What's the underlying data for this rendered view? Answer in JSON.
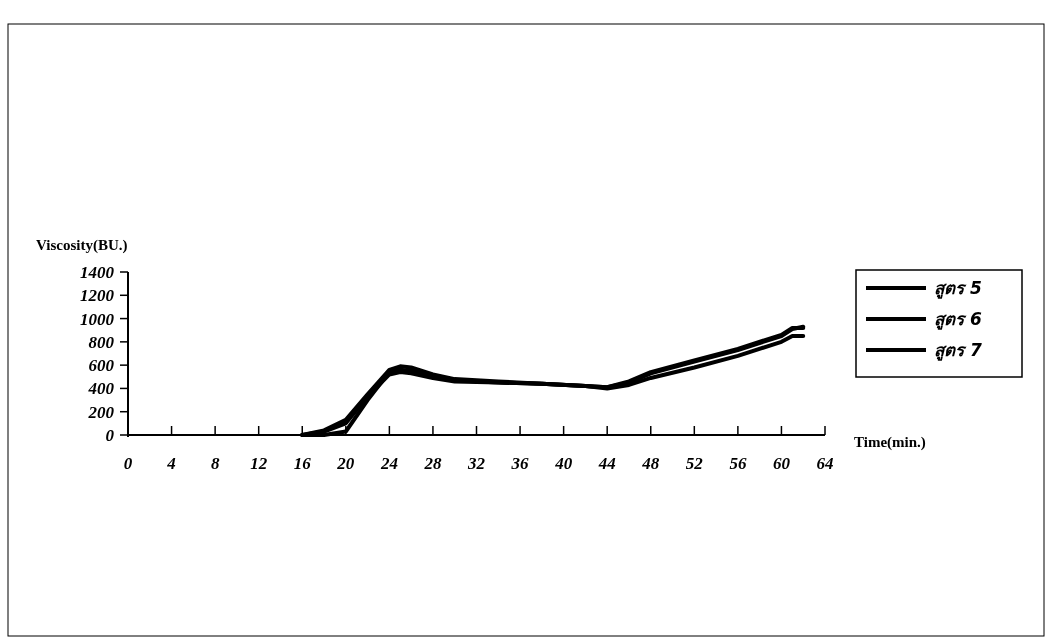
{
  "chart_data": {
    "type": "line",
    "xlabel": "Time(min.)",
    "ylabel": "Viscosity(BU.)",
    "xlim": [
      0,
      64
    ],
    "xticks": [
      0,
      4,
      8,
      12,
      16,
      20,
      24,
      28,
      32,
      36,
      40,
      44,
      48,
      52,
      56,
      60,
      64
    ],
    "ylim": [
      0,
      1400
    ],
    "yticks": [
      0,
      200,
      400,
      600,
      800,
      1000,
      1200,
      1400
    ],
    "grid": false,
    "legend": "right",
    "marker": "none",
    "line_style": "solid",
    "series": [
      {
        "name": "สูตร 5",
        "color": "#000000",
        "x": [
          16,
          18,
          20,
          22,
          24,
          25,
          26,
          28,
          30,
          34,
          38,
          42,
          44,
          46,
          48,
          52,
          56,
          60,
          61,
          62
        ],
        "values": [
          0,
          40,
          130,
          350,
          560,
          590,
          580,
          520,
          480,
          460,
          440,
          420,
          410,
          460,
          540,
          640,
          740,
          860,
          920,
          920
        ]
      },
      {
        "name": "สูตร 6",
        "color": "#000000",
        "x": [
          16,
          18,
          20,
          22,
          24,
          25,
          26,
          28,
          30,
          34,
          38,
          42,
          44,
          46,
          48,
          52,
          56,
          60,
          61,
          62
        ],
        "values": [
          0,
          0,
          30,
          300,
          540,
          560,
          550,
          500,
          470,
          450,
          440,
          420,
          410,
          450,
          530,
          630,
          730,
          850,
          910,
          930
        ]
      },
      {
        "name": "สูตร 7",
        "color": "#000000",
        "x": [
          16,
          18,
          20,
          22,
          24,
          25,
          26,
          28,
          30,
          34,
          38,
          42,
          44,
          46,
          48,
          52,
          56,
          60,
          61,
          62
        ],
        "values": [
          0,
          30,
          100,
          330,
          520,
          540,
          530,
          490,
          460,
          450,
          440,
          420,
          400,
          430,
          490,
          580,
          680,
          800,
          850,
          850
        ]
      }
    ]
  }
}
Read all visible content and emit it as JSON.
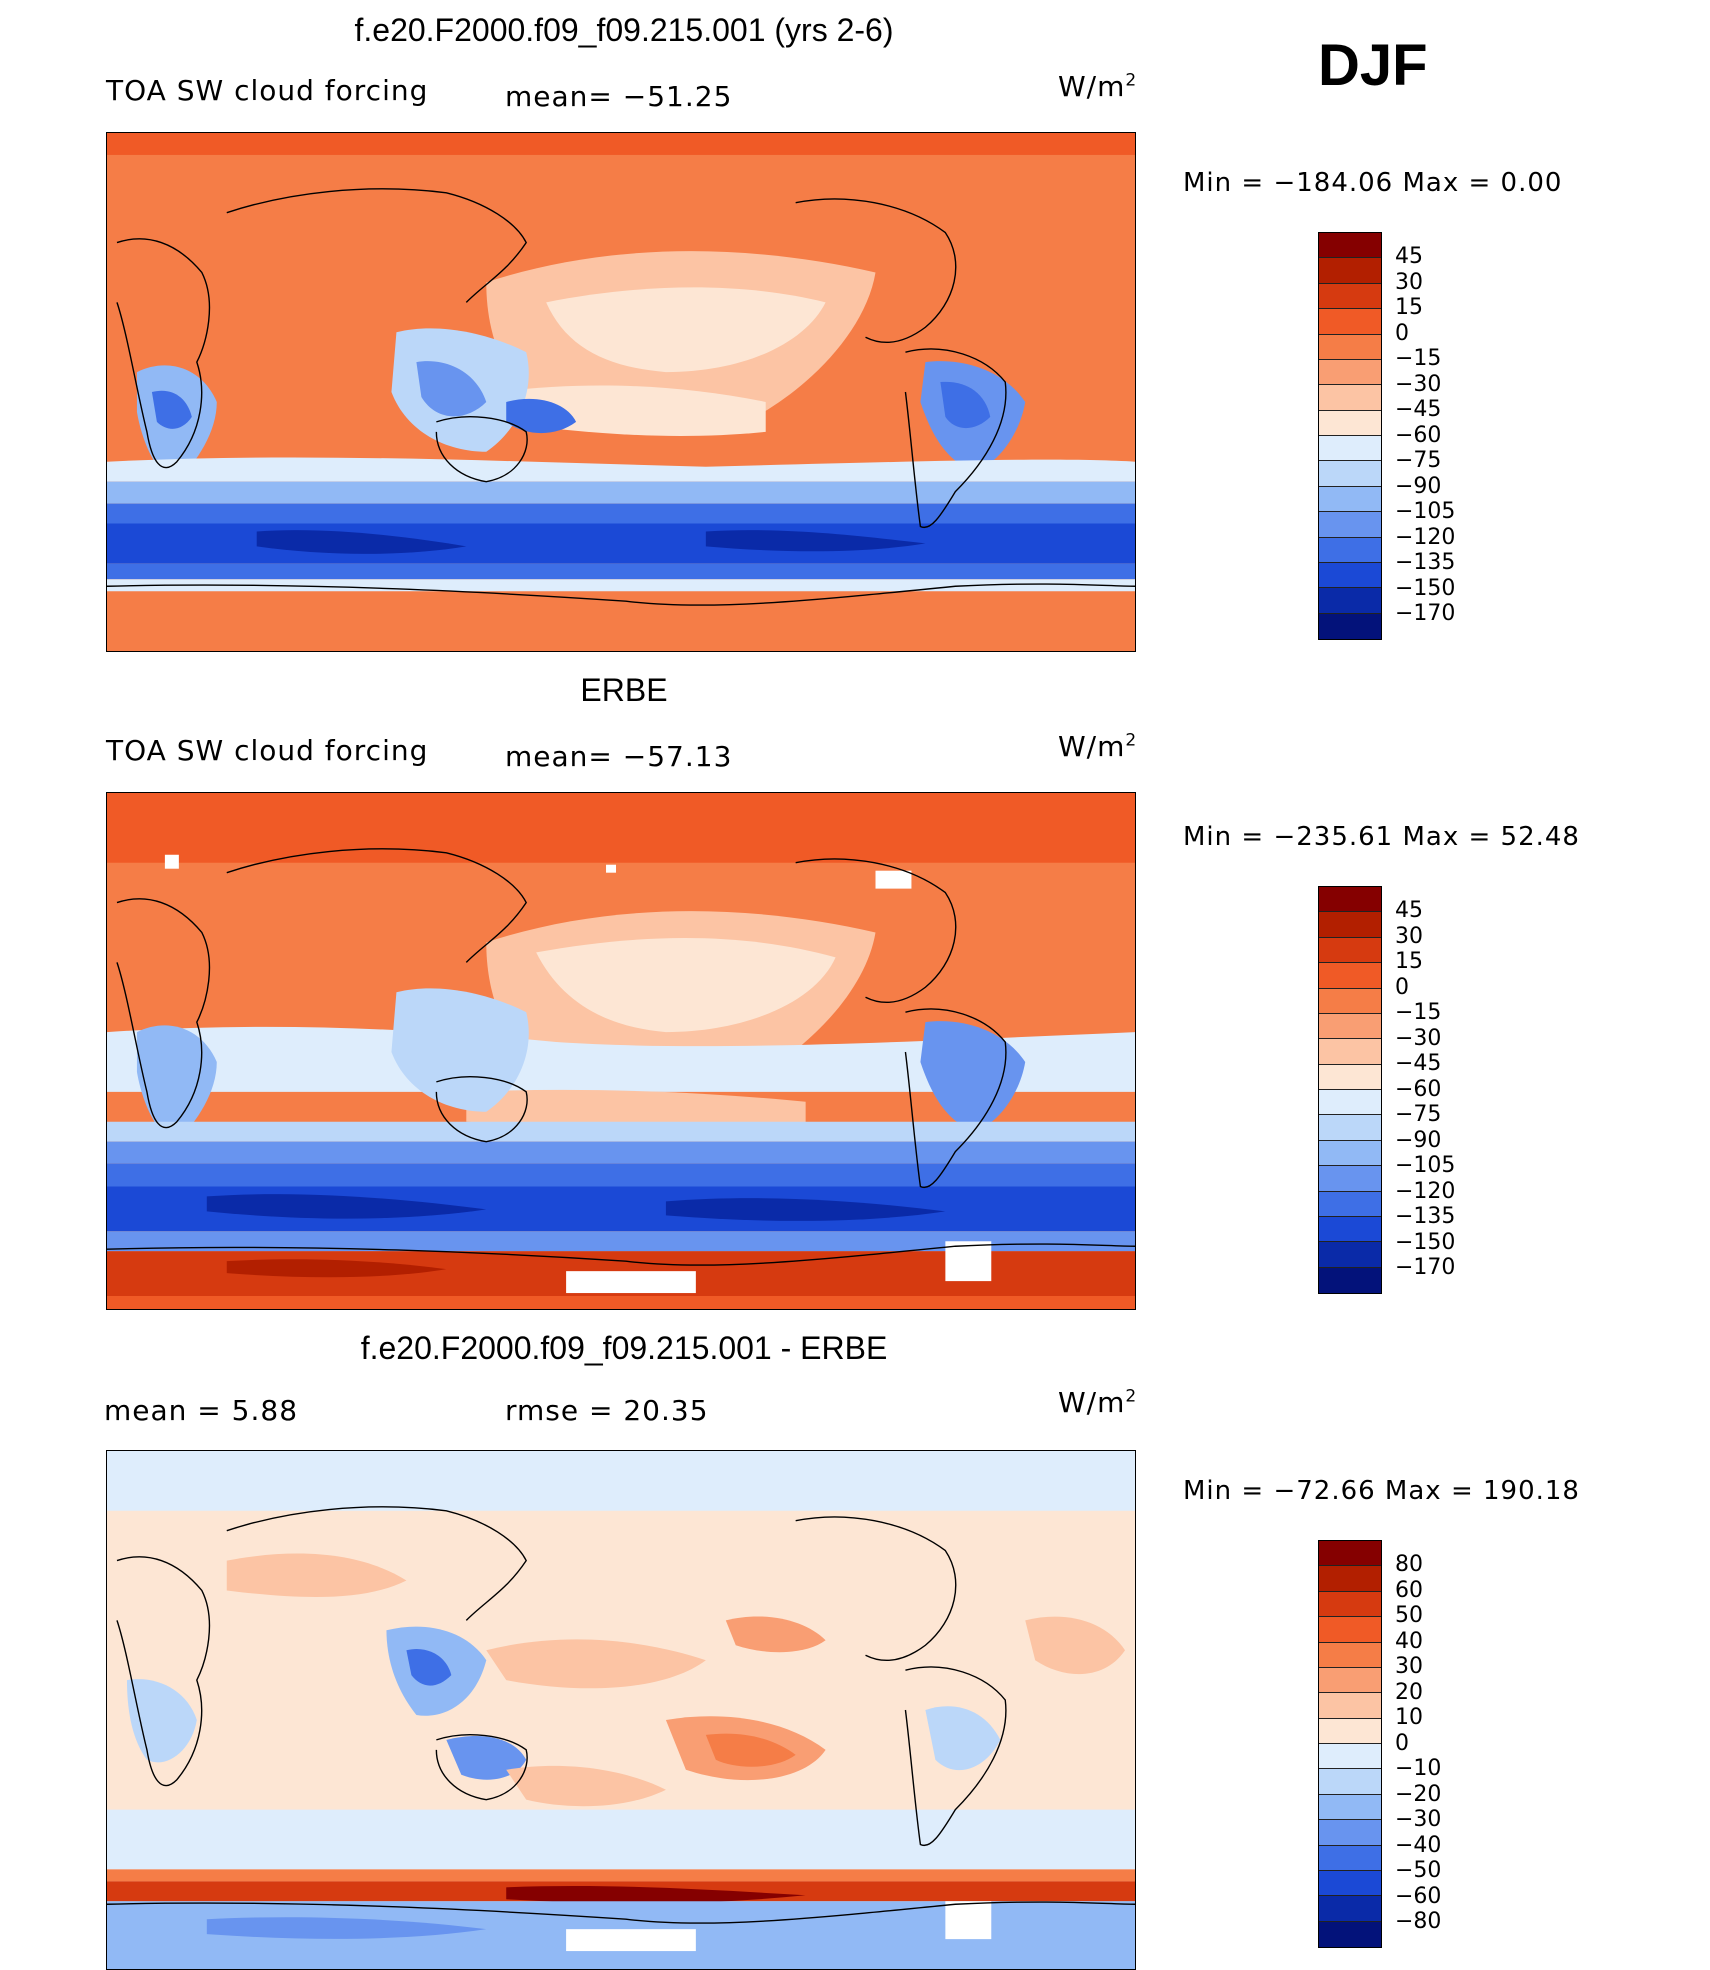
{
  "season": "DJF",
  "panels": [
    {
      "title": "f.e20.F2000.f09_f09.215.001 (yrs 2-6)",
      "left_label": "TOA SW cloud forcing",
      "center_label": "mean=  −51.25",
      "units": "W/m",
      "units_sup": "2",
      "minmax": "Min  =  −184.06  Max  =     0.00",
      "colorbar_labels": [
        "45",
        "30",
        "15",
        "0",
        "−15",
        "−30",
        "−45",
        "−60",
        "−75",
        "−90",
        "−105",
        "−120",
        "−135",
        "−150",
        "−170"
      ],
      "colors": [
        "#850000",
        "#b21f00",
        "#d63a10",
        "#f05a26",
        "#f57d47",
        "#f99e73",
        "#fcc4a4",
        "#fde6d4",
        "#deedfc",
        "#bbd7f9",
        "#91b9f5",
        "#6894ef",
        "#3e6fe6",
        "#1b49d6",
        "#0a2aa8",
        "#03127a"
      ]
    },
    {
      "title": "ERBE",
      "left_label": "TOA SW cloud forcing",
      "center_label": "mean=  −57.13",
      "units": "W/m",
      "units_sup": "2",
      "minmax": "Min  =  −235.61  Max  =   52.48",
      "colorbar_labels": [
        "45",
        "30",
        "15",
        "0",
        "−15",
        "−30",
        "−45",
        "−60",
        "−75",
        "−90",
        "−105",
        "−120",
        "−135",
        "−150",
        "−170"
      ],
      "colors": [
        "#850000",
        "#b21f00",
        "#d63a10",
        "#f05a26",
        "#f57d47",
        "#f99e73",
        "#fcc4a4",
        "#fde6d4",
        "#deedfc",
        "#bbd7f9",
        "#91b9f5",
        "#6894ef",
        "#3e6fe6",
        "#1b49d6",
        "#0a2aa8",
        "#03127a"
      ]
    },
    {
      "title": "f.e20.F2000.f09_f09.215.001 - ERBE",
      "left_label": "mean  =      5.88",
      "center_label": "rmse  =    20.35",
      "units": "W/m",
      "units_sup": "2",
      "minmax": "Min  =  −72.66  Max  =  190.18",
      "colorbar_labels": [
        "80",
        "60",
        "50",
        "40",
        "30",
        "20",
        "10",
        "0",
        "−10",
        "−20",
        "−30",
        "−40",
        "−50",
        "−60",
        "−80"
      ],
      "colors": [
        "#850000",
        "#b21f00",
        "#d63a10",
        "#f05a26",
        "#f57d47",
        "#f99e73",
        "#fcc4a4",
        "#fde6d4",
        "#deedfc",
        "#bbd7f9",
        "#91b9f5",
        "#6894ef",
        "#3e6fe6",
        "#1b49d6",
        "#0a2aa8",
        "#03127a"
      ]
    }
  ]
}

**What the task requires**
From the material above, gather all lines that include the string "mean" and copy them.

**Written answer**
      "center_label": "mean=  −51.25",
      "center_label": "mean=  −57.13",
      "left_label": "mean  =      5.88",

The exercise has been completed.